こうした取り組みが広がってほしいと思います。

 

 

毎日新聞からです。

 

 

ペットに「もしも」の備え 高齢飼い主の万が一 地域がサポート

2021/5/6 18:07(最終更新 5/6 18:07)

 

飼い主の死亡や入院によりペットが行き場を失うことがないように、福岡県古賀市は動物事案を扱う環境課と介護の担当部署が連携して、ペットがいる高齢者宅の飼育環境を把握し、万が一に備えて預け先や引き取り先を飼い主と事前に決めておく取り組みを始めた。社会問題化している多頭飼育などの早期発見にもつながる先進的な取り組みとして注目される。

 

 直接的には関係のない別々の部署が連携をするようになったのは、同市でここ数年、1人暮らしの飼い主の死亡や入院で猫が取り残されるケースが相次いだのがきっかけだ。2017年には60代半ばの独居男性が自宅で死亡し、10匹以上が取り残された。別居する家族は引き取れず、地域住民らが世話をしたり、新たな飼い主を探したりした。70代の独居男性が同じく自宅で死亡した20年のケースでは、男性を担当していたケアマネジャーが残された飼い猫1匹を世話するため男性宅にしばらく通うことになった。

提供データ

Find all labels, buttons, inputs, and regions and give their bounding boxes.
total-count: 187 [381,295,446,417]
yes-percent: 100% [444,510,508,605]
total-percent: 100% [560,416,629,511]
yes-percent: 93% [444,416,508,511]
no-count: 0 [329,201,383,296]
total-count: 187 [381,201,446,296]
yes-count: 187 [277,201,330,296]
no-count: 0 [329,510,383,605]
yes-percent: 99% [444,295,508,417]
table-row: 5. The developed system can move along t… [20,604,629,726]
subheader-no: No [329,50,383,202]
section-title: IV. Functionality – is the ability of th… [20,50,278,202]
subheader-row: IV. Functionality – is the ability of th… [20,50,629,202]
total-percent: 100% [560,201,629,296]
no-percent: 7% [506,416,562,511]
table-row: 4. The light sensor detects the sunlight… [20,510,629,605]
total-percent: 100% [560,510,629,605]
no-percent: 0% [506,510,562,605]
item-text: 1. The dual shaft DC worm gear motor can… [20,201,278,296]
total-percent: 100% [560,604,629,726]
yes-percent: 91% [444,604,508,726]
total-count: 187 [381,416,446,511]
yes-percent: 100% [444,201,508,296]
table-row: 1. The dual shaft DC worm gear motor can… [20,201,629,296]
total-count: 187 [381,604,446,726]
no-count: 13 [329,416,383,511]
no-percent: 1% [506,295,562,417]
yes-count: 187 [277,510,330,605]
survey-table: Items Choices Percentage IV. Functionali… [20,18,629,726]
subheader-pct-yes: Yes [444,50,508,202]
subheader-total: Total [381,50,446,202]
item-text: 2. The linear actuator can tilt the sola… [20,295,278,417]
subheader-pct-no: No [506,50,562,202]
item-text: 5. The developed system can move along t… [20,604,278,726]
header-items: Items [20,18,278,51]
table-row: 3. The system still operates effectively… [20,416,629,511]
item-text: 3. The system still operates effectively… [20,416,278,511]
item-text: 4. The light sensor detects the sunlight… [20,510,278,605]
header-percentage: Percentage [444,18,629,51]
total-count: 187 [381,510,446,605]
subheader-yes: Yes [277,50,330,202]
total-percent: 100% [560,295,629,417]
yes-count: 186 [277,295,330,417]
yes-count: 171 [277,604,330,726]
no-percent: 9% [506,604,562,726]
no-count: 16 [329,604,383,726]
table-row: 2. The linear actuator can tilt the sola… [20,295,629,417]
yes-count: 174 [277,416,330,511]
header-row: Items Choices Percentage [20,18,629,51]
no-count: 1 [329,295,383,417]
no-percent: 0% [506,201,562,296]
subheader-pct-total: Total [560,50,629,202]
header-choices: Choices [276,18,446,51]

課題の条件
A: 提供テキストにある次の文を英語に訳す。「別居する家族は引き取れず、地域住民らが世話をしたり、新たな飼い主を探したりした。」
B: リストから、文字列「sunlight」を含む行をすべて返す。大文字と小文字は区別する。

解答例
A: The family members who lived apart could not take the cats in, so local residents cared for them and looked for new owners.

B:
table-row: 4. The light sensor detects the sunlight… [20,510,629,605]
item-text: 4. The light sensor detects the sunlight… [20,510,278,605]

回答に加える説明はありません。